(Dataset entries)
-*-

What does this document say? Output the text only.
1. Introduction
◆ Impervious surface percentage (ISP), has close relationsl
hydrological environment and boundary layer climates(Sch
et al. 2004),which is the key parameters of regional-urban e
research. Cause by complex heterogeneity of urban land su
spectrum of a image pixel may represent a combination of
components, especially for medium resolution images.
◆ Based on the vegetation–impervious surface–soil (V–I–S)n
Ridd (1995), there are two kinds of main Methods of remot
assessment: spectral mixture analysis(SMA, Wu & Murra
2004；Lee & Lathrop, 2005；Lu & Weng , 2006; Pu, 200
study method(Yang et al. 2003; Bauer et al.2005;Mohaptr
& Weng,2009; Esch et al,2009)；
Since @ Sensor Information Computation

-*-

**Exercise details**
Copy out the data shown above without altering anything.

**Exercise solution**
What does this document say? Output the text only.
1. Introduction
◆ Impervious surface percentage (ISP), has close relationsl
hydrological environment and boundary layer climates(Sch
et al. 2004),which is the key parameters of regional-urban e
research. Cause by complex heterogeneity of urban land su
spectrum of a image pixel may represent a combination of
components, especially for medium resolution images.
◆ Based on the vegetation–impervious surface–soil (V–I–S)n
Ridd (1995), there are two kinds of main Methods of remot
assessment: spectral mixture analysis(SMA, Wu & Murra
2004；Lee & Lathrop, 2005；Lu & Weng , 2006; Pu, 200
study method(Yang et al. 2003; Bauer et al.2005;Mohaptr
& Weng,2009; Esch et al,2009)；
Since @ Sensor Information Computation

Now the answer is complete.